## OBJECTIVE
Give back the full material, exactly as it reads.
-- start of RECORDS FOR THIS EXERCISE --
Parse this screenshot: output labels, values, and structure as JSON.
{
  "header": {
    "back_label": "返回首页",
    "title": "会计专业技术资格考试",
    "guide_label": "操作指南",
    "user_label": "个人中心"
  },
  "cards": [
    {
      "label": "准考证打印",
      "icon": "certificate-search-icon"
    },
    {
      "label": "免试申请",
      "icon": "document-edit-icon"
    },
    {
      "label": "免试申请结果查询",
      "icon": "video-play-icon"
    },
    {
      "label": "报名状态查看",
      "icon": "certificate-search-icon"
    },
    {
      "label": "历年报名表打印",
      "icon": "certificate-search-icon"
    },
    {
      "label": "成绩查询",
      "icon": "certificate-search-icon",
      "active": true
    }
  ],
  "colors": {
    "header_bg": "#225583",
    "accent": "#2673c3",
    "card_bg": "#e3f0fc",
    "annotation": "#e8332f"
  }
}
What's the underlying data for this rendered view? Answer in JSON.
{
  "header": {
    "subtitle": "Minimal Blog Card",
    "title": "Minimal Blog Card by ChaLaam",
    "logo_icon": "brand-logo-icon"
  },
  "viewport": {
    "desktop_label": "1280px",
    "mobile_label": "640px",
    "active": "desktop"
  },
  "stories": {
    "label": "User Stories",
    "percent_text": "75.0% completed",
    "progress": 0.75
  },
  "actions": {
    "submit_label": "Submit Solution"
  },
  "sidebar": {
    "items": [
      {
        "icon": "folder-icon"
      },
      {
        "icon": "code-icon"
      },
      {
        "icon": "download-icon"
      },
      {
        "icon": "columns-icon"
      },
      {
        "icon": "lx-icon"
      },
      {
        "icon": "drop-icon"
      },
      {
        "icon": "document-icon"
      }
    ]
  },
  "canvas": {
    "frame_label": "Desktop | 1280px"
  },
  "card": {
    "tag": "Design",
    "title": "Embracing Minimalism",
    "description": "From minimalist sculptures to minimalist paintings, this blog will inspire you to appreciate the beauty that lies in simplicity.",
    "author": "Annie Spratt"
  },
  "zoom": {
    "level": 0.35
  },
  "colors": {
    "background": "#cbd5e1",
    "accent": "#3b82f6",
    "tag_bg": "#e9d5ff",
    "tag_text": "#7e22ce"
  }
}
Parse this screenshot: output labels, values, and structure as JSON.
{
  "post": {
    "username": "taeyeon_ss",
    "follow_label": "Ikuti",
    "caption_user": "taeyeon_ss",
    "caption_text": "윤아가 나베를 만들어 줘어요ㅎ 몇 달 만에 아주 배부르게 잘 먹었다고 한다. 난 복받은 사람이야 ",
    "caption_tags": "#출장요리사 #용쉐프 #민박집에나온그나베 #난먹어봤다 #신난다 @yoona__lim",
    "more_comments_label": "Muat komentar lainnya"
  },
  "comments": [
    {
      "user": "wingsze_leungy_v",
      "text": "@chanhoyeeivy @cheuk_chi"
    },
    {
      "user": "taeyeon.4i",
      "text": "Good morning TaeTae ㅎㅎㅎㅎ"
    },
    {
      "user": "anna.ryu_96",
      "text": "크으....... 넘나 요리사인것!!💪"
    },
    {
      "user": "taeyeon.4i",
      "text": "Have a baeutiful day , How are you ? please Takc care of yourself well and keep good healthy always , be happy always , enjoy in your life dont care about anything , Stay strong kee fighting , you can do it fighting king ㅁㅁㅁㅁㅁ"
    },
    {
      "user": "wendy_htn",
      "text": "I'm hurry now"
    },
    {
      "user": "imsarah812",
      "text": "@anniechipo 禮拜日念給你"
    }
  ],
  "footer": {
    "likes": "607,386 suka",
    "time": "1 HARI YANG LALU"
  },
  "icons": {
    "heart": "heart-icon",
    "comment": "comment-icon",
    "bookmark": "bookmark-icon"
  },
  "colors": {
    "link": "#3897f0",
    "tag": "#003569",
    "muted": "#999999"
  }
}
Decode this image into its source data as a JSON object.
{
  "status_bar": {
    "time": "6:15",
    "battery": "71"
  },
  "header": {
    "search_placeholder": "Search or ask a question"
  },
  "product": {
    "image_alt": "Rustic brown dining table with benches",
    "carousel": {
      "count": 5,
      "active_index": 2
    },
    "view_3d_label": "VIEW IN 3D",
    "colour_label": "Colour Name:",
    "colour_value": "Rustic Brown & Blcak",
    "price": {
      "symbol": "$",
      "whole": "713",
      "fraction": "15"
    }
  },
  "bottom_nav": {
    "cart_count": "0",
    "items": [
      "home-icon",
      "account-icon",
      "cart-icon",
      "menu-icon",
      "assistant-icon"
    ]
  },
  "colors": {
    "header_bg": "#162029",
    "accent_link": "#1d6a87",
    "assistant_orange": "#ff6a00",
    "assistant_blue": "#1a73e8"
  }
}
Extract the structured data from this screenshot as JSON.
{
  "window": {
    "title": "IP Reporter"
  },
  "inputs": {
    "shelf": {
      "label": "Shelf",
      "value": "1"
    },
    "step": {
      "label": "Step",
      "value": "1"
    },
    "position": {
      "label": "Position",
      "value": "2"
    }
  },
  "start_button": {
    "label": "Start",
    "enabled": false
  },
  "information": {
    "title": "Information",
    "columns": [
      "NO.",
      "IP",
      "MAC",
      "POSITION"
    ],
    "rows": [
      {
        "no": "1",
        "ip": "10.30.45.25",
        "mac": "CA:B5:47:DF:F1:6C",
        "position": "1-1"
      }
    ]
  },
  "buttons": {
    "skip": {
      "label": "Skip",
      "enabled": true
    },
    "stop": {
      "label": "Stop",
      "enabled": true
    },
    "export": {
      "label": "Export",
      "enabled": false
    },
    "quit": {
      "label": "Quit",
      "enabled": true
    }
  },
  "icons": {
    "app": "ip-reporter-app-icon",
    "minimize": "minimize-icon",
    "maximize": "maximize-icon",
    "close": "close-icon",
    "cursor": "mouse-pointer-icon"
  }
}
-- end of RECORDS FOR THIS EXERCISE --
## EXPECTED ANSWER
Parse this screenshot: output labels, values, and structure as JSON.
{
  "header": {
    "back_label": "返回首页",
    "title": "会计专业技术资格考试",
    "guide_label": "操作指南",
    "user_label": "个人中心"
  },
  "cards": [
    {
      "label": "准考证打印",
      "icon": "certificate-search-icon"
    },
    {
      "label": "免试申请",
      "icon": "document-edit-icon"
    },
    {
      "label": "免试申请结果查询",
      "icon": "video-play-icon"
    },
    {
      "label": "报名状态查看",
      "icon": "certificate-search-icon"
    },
    {
      "label": "历年报名表打印",
      "icon": "certificate-search-icon"
    },
    {
      "label": "成绩查询",
      "icon": "certificate-search-icon",
      "active": true
    }
  ],
  "colors": {
    "header_bg": "#225583",
    "accent": "#2673c3",
    "card_bg": "#e3f0fc",
    "annotation": "#e8332f"
  }
}
What's the underlying data for this rendered view? Answer in JSON.
{
  "header": {
    "subtitle": "Minimal Blog Card",
    "title": "Minimal Blog Card by ChaLaam",
    "logo_icon": "brand-logo-icon"
  },
  "viewport": {
    "desktop_label": "1280px",
    "mobile_label": "640px",
    "active": "desktop"
  },
  "stories": {
    "label": "User Stories",
    "percent_text": "75.0% completed",
    "progress": 0.75
  },
  "actions": {
    "submit_label": "Submit Solution"
  },
  "sidebar": {
    "items": [
      {
        "icon": "folder-icon"
      },
      {
        "icon": "code-icon"
      },
      {
        "icon": "download-icon"
      },
      {
        "icon": "columns-icon"
      },
      {
        "icon": "lx-icon"
      },
      {
        "icon": "drop-icon"
      },
      {
        "icon": "document-icon"
      }
    ]
  },
  "canvas": {
    "frame_label": "Desktop | 1280px"
  },
  "card": {
    "tag": "Design",
    "title": "Embracing Minimalism",
    "description": "From minimalist sculptures to minimalist paintings, this blog will inspire you to appreciate the beauty that lies in simplicity.",
    "author": "Annie Spratt"
  },
  "zoom": {
    "level": 0.35
  },
  "colors": {
    "background": "#cbd5e1",
    "accent": "#3b82f6",
    "tag_bg": "#e9d5ff",
    "tag_text": "#7e22ce"
  }
}
Parse this screenshot: output labels, values, and structure as JSON.
{
  "post": {
    "username": "taeyeon_ss",
    "follow_label": "Ikuti",
    "caption_user": "taeyeon_ss",
    "caption_text": "윤아가 나베를 만들어 줘어요ㅎ 몇 달 만에 아주 배부르게 잘 먹었다고 한다. 난 복받은 사람이야 ",
    "caption_tags": "#출장요리사 #용쉐프 #민박집에나온그나베 #난먹어봤다 #신난다 @yoona__lim",
    "more_comments_label": "Muat komentar lainnya"
  },
  "comments": [
    {
      "user": "wingsze_leungy_v",
      "text": "@chanhoyeeivy @cheuk_chi"
    },
    {
      "user": "taeyeon.4i",
      "text": "Good morning TaeTae ㅎㅎㅎㅎ"
    },
    {
      "user": "anna.ryu_96",
      "text": "크으....... 넘나 요리사인것!!💪"
    },
    {
      "user": "taeyeon.4i",
      "text": "Have a baeutiful day , How are you ? please Takc care of yourself well and keep good healthy always , be happy always , enjoy in your life dont care about anything , Stay strong kee fighting , you can do it fighting king ㅁㅁㅁㅁㅁ"
    },
    {
      "user": "wendy_htn",
      "text": "I'm hurry now"
    },
    {
      "user": "imsarah812",
      "text": "@anniechipo 禮拜日念給你"
    }
  ],
  "footer": {
    "likes": "607,386 suka",
    "time": "1 HARI YANG LALU"
  },
  "icons": {
    "heart": "heart-icon",
    "comment": "comment-icon",
    "bookmark": "bookmark-icon"
  },
  "colors": {
    "link": "#3897f0",
    "tag": "#003569",
    "muted": "#999999"
  }
}
Decode this image into its source data as a JSON object.
{
  "status_bar": {
    "time": "6:15",
    "battery": "71"
  },
  "header": {
    "search_placeholder": "Search or ask a question"
  },
  "product": {
    "image_alt": "Rustic brown dining table with benches",
    "carousel": {
      "count": 5,
      "active_index": 2
    },
    "view_3d_label": "VIEW IN 3D",
    "colour_label": "Colour Name:",
    "colour_value": "Rustic Brown & Blcak",
    "price": {
      "symbol": "$",
      "whole": "713",
      "fraction": "15"
    }
  },
  "bottom_nav": {
    "cart_count": "0",
    "items": [
      "home-icon",
      "account-icon",
      "cart-icon",
      "menu-icon",
      "assistant-icon"
    ]
  },
  "colors": {
    "header_bg": "#162029",
    "accent_link": "#1d6a87",
    "assistant_orange": "#ff6a00",
    "assistant_blue": "#1a73e8"
  }
}
Extract the structured data from this screenshot as JSON.
{
  "window": {
    "title": "IP Reporter"
  },
  "inputs": {
    "shelf": {
      "label": "Shelf",
      "value": "1"
    },
    "step": {
      "label": "Step",
      "value": "1"
    },
    "position": {
      "label": "Position",
      "value": "2"
    }
  },
  "start_button": {
    "label": "Start",
    "enabled": false
  },
  "information": {
    "title": "Information",
    "columns": [
      "NO.",
      "IP",
      "MAC",
      "POSITION"
    ],
    "rows": [
      {
        "no": "1",
        "ip": "10.30.45.25",
        "mac": "CA:B5:47:DF:F1:6C",
        "position": "1-1"
      }
    ]
  },
  "buttons": {
    "skip": {
      "label": "Skip",
      "enabled": true
    },
    "stop": {
      "label": "Stop",
      "enabled": true
    },
    "export": {
      "label": "Export",
      "enabled": false
    },
    "quit": {
      "label": "Quit",
      "enabled": true
    }
  },
  "icons": {
    "app": "ip-reporter-app-icon",
    "minimize": "minimize-icon",
    "maximize": "maximize-icon",
    "close": "close-icon",
    "cursor": "mouse-pointer-icon"
  }
}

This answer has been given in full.